* Begin *

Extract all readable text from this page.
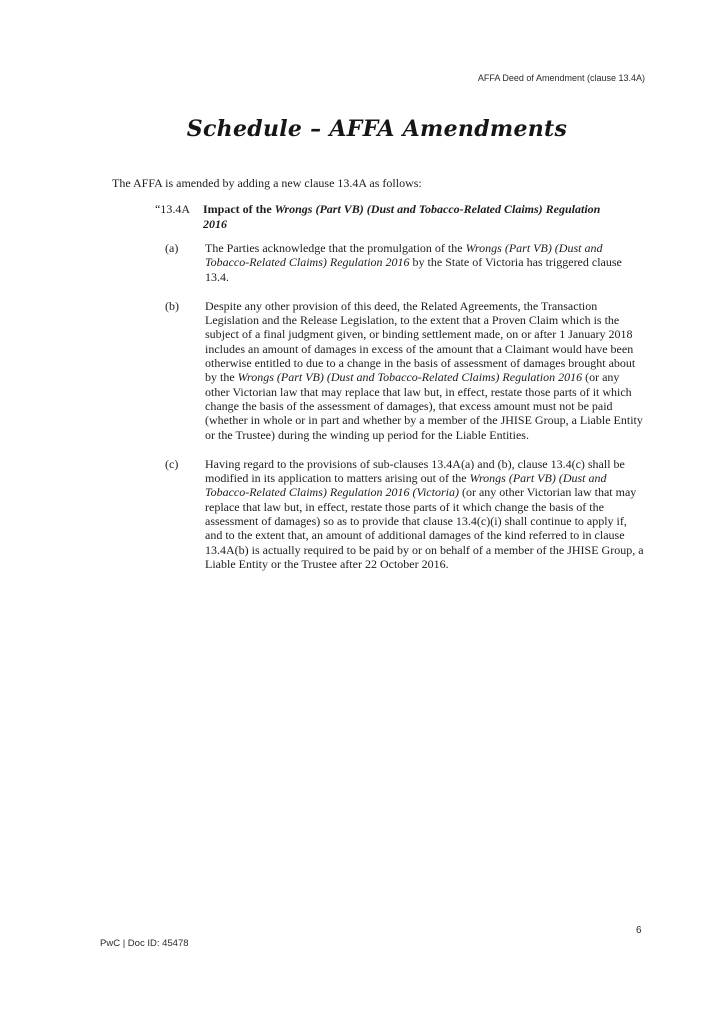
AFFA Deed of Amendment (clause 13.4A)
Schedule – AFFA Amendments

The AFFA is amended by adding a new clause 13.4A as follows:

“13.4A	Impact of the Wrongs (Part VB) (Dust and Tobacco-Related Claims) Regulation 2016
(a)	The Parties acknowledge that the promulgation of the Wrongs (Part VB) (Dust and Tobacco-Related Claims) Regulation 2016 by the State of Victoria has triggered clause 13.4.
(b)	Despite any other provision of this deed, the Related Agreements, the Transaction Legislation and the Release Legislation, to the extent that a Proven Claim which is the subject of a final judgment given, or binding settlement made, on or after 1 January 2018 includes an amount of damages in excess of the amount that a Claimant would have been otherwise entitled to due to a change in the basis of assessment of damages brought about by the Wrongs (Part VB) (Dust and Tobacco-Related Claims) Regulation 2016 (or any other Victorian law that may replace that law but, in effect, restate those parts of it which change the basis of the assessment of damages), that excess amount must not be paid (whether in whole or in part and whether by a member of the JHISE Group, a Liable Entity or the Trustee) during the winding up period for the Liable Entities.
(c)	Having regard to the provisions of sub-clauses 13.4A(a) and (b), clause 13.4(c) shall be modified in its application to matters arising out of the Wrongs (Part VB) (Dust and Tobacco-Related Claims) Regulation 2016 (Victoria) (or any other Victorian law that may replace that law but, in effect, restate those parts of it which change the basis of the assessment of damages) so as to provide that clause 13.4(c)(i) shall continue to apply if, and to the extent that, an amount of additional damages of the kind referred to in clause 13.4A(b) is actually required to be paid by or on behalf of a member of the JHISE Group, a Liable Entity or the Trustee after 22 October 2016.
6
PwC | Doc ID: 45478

* End *
* Begin *

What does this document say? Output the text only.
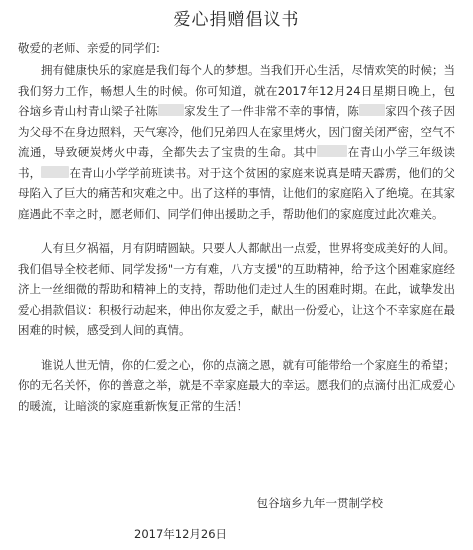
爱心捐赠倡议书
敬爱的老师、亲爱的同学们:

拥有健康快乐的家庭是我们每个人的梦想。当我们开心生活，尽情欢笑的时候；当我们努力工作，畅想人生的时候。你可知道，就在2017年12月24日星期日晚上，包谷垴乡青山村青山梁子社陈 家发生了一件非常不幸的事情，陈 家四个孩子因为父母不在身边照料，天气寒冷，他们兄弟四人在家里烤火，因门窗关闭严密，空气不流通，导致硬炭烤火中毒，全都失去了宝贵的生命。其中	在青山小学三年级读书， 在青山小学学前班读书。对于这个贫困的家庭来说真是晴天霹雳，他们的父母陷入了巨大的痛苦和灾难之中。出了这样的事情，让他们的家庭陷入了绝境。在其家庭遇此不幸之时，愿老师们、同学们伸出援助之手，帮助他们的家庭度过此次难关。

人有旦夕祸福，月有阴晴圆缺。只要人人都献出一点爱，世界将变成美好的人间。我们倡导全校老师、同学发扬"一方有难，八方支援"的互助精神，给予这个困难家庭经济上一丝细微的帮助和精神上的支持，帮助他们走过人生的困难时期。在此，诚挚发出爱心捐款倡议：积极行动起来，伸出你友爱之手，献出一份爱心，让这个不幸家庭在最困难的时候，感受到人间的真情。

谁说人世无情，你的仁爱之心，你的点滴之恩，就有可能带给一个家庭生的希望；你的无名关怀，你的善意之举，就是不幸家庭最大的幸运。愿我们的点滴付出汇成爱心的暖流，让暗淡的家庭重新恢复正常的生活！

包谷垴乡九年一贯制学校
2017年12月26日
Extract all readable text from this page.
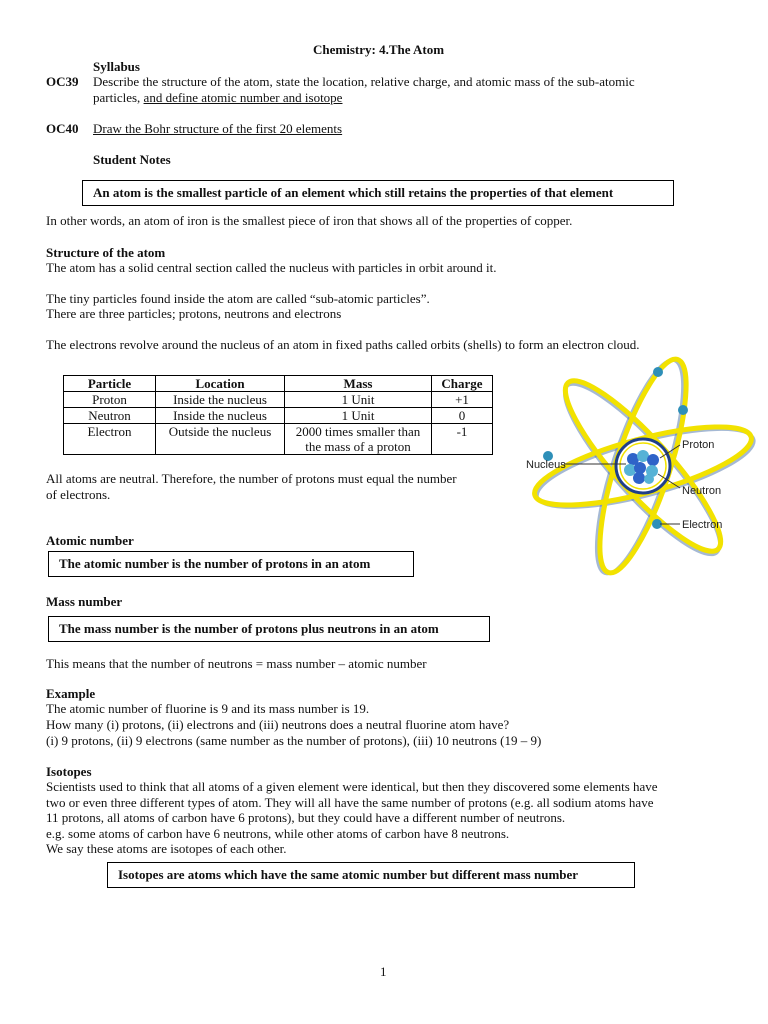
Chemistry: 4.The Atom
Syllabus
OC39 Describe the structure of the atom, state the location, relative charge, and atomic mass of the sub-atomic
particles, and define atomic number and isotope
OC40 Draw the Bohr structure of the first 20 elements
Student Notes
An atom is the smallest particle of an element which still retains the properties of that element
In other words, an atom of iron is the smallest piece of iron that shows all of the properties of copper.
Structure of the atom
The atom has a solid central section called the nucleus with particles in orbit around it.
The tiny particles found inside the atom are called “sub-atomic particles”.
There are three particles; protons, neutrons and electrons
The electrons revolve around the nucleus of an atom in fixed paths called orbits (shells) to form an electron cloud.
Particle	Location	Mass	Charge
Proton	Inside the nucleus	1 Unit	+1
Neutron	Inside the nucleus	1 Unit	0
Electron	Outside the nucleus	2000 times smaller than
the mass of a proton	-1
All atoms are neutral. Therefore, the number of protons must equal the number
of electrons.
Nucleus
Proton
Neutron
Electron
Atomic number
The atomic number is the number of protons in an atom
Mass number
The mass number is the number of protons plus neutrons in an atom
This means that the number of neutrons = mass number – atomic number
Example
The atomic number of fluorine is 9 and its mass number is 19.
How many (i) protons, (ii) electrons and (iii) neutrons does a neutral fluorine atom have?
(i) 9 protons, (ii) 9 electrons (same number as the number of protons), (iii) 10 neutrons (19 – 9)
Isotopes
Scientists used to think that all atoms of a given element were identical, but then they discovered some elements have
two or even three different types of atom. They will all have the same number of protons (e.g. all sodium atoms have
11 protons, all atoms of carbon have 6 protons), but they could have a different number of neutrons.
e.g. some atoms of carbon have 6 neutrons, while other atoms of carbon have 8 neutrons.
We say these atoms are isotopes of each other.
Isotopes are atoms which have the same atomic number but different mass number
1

* End *

▶ Exercise directions
Tell how many lines of the records above hold the string "elements". Give no other text.

▶ Exercise output
2